Task prompt: Find and copy lines holding "Melhorar".

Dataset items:
###

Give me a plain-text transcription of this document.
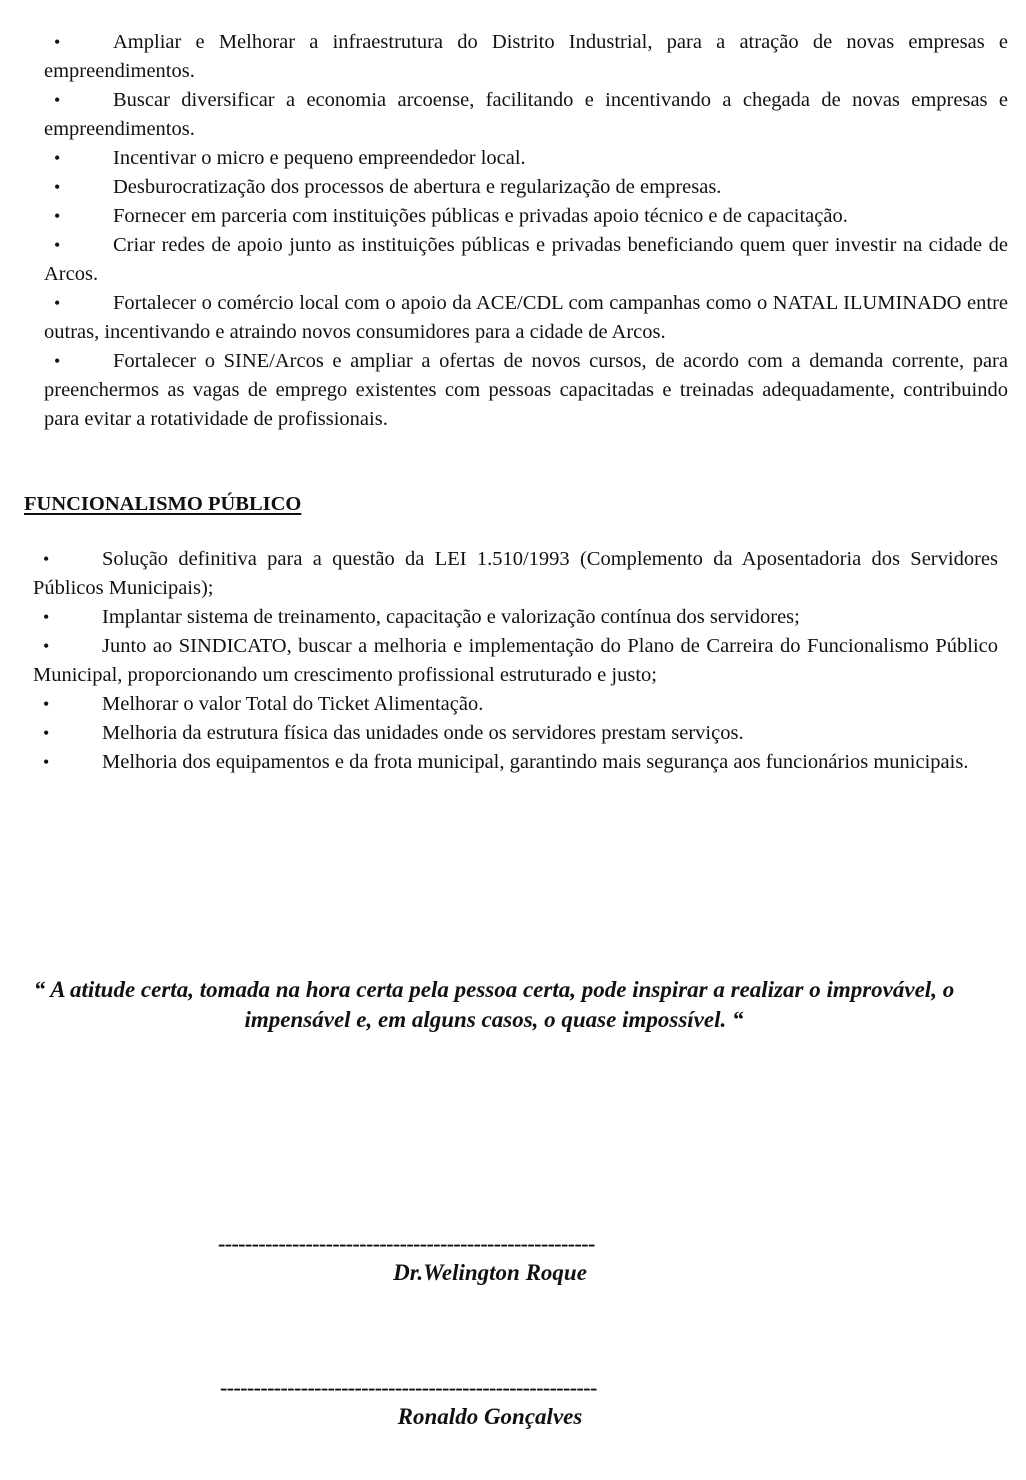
•	Ampliar e Melhorar a infraestrutura do Distrito Industrial, para a atração de novas empresas e empreendimentos.

•	Buscar diversificar a economia arcoense, facilitando e incentivando a chegada de novas empresas e empreendimentos.

•	Incentivar o micro e pequeno empreendedor local.

•	Desburocratização dos processos de abertura e regularização de empresas.

•	Fornecer em parceria com instituições públicas e privadas apoio técnico e de capacitação.

•	Criar redes de apoio junto as instituições públicas e privadas beneficiando quem quer investir na cidade de Arcos.

•	Fortalecer o comércio local com o apoio da ACE/CDL com campanhas como o NATAL ILUMINADO entre outras, incentivando e atraindo novos consumidores para a cidade de Arcos.

•	Fortalecer o SINE/Arcos e ampliar a ofertas de novos cursos, de acordo com a demanda corrente, para preenchermos as vagas de emprego existentes com pessoas capacitadas e treinadas adequadamente, contribuindo para evitar a rotatividade de profissionais.

FUNCIONALISMO PÚBLICO

•	Solução definitiva para a questão da LEI 1.510/1993 (Complemento da Aposentadoria dos Servidores Públicos Municipais);

•	Implantar sistema de treinamento, capacitação e valorização contínua dos servidores;

•	Junto ao SINDICATO, buscar a melhoria e implementação do Plano de Carreira do Funcionalismo Público Municipal, proporcionando um crescimento profissional estruturado e justo;

•	Melhorar o valor Total do Ticket Alimentação.

•	Melhoria da estrutura física das unidades onde os servidores prestam serviços.

•	Melhoria dos equipamentos e da frota municipal, garantindo mais segurança aos funcionários municipais.

“ A atitude certa, tomada na hora certa pela pessoa certa, pode inspirar a realizar o improvável, o impensável e, em alguns casos, o quase impossível. “
--------------------------------------------------------
Dr.Welington Roque
--------------------------------------------------------
Ronaldo Gonçalves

###

Solution for this problem:
•	Ampliar e Melhorar a infraestrutura do Distrito Industrial, para a atração de novas empresas e empreendimentos.
•	Melhorar o valor Total do Ticket Alimentação.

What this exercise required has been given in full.